[Begin]
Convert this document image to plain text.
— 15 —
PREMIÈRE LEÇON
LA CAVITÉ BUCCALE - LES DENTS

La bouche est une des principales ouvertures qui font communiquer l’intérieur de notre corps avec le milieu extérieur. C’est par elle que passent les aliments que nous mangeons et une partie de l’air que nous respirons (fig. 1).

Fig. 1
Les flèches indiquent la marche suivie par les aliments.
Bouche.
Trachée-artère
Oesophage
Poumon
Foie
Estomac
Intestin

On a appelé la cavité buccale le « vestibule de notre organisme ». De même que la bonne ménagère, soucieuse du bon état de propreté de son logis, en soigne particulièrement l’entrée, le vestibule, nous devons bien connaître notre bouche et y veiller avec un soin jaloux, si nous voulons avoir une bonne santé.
[End]
* Problem to work on *
The full set of records should be duplicated exactly.

* Written answer *
Convert this document image to plain text.
— 15 —
PREMIÈRE LEÇON
LA CAVITÉ BUCCALE - LES DENTS

La bouche est une des principales ouvertures qui font communiquer l’intérieur de notre corps avec le milieu extérieur. C’est par elle que passent les aliments que nous mangeons et une partie de l’air que nous respirons (fig. 1).

Fig. 1
Les flèches indiquent la marche suivie par les aliments.
Bouche.
Trachée-artère
Oesophage
Poumon
Foie
Estomac
Intestin

On a appelé la cavité buccale le « vestibule de notre organisme ». De même que la bonne ménagère, soucieuse du bon état de propreté de son logis, en soigne particulièrement l’entrée, le vestibule, nous devons bien connaître notre bouche et y veiller avec un soin jaloux, si nous voulons avoir une bonne santé.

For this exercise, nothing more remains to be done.